[DATA ROWS]
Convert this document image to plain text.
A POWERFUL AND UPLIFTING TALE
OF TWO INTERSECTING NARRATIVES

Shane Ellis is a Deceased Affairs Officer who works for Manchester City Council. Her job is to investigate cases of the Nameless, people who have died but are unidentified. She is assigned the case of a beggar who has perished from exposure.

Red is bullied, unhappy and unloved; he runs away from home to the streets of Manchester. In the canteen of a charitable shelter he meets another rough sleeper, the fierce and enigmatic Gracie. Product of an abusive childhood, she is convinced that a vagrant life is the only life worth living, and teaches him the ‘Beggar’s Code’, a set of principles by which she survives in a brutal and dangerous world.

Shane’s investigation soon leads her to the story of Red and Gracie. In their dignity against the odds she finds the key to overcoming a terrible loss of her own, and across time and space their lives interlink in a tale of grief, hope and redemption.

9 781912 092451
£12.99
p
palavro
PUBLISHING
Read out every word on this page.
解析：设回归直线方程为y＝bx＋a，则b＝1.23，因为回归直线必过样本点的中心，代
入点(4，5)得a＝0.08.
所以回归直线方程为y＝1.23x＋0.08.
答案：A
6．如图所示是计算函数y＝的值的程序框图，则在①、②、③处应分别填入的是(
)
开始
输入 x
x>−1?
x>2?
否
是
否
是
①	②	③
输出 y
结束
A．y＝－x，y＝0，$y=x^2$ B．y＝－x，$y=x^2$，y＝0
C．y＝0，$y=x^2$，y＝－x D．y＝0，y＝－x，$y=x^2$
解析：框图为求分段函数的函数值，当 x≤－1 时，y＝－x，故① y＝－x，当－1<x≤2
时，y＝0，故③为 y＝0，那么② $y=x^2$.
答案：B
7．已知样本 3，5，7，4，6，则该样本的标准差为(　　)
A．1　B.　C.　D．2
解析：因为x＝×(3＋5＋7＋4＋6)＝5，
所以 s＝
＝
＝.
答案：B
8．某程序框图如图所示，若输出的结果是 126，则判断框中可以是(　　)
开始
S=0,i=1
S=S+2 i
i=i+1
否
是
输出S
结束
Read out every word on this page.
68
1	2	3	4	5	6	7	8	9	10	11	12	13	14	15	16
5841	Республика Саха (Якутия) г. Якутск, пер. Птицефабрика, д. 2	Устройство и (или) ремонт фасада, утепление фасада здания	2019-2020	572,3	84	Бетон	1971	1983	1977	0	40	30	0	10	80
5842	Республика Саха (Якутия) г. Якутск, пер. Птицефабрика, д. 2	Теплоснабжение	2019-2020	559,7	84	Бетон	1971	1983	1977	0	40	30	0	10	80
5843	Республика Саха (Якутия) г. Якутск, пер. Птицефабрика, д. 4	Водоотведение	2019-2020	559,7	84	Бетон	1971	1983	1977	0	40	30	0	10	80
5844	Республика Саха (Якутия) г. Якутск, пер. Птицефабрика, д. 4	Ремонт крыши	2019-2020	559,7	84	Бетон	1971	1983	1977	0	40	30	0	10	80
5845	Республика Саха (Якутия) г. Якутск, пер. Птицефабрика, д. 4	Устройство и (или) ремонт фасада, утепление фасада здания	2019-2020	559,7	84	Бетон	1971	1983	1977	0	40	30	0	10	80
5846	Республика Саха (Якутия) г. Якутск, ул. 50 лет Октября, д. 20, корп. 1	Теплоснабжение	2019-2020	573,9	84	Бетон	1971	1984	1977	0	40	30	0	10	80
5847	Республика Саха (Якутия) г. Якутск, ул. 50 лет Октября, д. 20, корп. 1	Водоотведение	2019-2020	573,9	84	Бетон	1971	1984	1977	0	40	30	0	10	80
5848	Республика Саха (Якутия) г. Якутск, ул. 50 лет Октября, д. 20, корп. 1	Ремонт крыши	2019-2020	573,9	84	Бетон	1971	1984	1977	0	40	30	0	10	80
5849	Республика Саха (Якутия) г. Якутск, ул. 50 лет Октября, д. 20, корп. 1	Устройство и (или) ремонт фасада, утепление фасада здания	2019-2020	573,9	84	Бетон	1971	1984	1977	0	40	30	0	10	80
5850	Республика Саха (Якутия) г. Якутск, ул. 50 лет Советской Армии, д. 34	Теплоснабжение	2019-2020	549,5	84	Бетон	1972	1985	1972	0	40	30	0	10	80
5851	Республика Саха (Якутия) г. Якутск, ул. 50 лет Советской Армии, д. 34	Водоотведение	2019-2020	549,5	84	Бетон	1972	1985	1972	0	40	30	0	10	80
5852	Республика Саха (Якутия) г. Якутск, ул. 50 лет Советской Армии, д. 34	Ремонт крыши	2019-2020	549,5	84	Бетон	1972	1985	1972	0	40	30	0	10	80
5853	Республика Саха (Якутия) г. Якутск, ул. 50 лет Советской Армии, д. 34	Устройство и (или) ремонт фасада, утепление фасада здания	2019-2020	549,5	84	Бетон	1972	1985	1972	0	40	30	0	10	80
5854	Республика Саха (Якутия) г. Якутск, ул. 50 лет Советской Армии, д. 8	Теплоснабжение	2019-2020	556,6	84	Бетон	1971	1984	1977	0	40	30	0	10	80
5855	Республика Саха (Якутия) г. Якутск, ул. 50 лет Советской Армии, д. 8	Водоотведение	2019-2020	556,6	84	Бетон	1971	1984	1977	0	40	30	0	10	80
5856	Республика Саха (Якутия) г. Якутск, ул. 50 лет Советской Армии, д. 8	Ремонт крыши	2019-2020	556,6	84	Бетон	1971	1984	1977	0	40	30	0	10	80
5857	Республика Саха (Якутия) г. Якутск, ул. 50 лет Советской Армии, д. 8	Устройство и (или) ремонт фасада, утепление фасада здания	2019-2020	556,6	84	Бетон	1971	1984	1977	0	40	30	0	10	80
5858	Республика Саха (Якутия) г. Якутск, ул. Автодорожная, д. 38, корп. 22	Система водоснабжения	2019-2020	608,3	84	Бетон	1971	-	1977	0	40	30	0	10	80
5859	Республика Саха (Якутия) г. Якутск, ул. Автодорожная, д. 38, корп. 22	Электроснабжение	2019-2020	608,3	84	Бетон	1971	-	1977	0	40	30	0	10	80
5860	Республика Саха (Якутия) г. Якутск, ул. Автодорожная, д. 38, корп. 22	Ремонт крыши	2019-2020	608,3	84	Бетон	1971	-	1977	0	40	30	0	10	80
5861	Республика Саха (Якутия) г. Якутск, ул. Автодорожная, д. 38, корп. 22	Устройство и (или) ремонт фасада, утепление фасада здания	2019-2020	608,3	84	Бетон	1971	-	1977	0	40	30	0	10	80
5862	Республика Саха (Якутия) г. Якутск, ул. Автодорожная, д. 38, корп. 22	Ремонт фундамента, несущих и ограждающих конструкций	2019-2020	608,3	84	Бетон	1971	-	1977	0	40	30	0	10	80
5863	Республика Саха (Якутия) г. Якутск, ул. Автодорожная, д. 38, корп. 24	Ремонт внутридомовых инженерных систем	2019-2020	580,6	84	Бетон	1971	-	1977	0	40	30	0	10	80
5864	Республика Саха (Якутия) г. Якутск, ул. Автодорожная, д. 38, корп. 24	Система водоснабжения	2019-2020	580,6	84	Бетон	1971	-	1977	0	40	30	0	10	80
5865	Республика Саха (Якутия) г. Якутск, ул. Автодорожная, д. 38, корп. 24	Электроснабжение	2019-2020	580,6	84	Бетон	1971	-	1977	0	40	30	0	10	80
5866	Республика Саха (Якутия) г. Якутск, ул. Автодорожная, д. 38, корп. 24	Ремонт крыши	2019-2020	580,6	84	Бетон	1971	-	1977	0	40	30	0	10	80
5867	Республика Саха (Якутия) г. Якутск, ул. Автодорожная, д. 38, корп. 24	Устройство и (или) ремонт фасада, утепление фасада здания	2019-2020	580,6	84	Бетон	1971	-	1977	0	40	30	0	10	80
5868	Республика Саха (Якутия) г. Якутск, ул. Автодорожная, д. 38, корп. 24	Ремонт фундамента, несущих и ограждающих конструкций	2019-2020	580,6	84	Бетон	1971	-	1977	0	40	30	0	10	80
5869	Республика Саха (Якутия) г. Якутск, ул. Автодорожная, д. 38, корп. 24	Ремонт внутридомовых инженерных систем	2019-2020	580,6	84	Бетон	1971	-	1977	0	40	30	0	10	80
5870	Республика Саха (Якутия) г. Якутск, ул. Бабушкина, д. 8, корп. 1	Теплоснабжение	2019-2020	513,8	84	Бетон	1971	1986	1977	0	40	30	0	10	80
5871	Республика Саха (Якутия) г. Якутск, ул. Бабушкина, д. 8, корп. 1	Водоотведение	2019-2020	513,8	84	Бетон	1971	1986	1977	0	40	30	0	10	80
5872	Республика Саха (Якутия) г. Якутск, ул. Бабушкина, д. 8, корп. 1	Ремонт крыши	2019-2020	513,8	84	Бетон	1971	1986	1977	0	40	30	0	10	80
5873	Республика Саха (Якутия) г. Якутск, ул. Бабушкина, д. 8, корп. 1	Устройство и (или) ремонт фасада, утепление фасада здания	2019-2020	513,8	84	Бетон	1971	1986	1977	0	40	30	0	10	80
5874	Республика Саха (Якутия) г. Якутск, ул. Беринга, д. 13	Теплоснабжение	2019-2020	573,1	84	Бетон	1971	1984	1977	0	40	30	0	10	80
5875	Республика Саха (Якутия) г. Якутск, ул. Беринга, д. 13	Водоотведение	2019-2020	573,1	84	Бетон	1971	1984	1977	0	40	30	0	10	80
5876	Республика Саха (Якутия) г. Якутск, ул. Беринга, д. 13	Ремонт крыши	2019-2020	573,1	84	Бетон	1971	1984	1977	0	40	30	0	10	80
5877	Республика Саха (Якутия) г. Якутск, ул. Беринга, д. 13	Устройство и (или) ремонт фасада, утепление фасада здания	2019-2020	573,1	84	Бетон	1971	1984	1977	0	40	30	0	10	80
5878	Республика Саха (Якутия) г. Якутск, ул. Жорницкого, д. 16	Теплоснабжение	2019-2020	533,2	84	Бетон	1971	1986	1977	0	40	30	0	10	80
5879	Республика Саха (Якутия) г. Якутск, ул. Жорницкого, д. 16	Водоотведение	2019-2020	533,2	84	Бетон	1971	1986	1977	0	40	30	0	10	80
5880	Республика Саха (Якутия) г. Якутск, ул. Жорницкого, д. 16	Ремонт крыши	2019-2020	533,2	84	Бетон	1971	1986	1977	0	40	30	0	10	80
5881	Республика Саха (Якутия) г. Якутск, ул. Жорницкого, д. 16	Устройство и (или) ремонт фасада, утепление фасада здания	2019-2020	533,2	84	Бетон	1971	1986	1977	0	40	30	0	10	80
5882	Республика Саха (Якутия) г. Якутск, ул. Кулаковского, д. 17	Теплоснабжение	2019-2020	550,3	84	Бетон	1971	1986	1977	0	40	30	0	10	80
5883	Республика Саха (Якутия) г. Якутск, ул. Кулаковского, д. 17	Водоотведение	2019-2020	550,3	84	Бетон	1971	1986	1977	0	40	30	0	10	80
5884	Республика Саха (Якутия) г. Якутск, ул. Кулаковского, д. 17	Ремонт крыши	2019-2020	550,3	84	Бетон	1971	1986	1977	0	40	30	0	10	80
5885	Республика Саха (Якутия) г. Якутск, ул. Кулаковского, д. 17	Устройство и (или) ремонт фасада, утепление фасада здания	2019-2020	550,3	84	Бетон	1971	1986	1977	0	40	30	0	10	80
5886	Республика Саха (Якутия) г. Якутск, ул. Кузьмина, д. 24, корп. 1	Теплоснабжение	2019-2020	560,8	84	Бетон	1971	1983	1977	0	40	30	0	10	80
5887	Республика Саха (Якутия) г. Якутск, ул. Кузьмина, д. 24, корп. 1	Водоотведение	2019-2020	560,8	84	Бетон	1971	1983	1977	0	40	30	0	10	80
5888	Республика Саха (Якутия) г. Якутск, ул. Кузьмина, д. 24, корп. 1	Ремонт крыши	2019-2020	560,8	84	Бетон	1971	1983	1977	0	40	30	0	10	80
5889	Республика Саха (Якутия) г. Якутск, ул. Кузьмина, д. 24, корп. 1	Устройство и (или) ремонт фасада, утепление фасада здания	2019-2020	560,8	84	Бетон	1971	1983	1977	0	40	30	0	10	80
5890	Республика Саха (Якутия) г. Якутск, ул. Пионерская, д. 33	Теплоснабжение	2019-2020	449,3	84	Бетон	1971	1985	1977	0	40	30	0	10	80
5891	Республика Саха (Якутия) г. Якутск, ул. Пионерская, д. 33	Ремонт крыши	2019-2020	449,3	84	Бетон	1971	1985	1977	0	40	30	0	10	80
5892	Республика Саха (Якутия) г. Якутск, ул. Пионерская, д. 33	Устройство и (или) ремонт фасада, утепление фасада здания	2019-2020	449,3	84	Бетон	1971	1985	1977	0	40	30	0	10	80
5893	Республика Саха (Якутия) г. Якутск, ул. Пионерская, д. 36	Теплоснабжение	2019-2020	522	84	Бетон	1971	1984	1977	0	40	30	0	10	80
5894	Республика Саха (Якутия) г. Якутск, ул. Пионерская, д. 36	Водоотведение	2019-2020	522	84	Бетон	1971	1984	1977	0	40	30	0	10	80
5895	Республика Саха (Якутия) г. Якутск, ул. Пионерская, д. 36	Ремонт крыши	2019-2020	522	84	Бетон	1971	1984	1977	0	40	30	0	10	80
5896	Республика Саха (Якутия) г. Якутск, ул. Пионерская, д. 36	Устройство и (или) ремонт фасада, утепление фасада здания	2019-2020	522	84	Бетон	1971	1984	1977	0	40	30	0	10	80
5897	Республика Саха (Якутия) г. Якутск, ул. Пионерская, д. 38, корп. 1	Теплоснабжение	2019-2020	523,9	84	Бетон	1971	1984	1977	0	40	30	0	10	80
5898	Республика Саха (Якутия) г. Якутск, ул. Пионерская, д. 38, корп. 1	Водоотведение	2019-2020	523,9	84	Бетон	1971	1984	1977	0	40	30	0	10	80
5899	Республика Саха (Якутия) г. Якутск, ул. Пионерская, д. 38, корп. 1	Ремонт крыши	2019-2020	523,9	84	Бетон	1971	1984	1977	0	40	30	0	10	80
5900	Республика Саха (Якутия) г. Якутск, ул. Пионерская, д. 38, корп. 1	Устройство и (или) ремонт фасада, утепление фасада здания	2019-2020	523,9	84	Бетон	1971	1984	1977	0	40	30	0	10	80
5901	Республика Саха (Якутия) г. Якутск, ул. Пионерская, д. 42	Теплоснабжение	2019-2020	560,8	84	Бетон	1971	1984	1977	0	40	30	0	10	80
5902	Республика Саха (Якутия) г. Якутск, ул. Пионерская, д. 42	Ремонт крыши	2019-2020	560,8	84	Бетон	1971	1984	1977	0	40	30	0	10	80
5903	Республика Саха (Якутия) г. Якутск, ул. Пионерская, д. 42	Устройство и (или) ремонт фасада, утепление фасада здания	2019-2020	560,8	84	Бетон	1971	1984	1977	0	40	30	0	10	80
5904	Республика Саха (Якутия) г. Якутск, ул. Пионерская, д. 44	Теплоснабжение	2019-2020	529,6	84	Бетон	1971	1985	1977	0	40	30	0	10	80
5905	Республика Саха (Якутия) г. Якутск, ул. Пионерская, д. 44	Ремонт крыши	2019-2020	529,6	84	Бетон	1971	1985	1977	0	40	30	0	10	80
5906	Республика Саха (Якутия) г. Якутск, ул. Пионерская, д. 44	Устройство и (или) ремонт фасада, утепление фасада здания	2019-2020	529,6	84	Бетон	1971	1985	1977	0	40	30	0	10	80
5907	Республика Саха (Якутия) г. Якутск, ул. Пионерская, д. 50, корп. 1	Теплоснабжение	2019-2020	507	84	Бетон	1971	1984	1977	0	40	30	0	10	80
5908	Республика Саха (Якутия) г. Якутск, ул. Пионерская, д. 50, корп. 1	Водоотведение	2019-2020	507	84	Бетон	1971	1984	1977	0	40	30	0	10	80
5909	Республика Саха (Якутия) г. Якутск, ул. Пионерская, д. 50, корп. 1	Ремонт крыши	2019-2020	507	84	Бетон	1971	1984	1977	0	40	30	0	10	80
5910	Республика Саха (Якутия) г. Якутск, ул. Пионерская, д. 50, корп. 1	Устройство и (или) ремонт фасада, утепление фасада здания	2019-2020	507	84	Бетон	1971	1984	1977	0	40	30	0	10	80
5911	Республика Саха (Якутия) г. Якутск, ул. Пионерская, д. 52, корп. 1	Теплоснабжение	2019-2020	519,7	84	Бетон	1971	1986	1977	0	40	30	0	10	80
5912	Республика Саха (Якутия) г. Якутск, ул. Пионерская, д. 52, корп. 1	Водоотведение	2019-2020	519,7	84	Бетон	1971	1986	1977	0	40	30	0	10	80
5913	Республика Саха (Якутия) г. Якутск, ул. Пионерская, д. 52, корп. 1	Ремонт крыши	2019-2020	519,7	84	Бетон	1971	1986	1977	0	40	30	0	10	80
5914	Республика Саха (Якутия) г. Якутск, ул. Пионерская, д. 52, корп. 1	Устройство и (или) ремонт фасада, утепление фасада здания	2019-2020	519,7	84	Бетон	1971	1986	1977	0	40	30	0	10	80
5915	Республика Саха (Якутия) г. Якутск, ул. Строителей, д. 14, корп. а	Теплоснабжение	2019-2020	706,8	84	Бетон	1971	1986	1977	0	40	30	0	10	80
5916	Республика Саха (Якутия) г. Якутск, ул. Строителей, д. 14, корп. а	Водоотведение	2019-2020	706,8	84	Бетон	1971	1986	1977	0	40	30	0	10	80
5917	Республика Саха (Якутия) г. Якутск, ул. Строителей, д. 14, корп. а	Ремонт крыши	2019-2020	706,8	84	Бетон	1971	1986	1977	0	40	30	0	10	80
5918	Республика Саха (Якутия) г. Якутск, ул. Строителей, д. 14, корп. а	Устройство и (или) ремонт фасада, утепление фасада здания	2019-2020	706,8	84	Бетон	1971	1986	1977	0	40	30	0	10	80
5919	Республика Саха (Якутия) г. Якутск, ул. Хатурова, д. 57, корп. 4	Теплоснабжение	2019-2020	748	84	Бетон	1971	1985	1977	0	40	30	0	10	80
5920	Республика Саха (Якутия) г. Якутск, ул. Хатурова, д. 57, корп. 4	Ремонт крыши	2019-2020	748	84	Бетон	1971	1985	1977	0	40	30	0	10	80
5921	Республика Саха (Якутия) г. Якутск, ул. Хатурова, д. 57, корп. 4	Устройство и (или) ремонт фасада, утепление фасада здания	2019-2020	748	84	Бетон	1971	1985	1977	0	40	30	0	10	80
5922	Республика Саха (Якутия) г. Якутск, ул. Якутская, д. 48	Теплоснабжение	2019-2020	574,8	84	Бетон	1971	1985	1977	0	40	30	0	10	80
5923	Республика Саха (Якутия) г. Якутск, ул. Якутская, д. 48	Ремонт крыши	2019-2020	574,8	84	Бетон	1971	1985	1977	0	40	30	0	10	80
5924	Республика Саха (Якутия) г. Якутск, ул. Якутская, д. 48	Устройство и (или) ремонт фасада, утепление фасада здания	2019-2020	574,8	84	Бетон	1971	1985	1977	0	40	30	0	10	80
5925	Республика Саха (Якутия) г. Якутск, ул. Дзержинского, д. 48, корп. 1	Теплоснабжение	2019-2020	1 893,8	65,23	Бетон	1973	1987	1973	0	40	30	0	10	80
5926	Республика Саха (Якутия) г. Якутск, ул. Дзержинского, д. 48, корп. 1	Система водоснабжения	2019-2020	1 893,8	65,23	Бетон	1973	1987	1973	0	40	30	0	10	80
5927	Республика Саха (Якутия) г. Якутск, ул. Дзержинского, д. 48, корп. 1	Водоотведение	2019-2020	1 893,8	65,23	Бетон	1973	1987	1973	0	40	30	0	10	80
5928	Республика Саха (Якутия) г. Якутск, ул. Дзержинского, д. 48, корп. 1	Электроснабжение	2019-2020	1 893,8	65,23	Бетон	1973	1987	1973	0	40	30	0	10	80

[DIRECTIONS FOR THIS TASK]
From the data, list each line in which the string "внутридомовых" appears.

[EXERCISE OUTPUT]
5863	Республика Саха (Якутия) г. Якутск, ул. Автодорожная, д. 38, корп. 24	Ремонт внутридомовых инженерных систем	2019-2020	580,6	84	Бетон	1971	-	1977	0	40	30	0	10	80
5869	Республика Саха (Якутия) г. Якутск, ул. Автодорожная, д. 38, корп. 24	Ремонт внутридомовых инженерных систем	2019-2020	580,6	84	Бетон	1971	-	1977	0	40	30	0	10	80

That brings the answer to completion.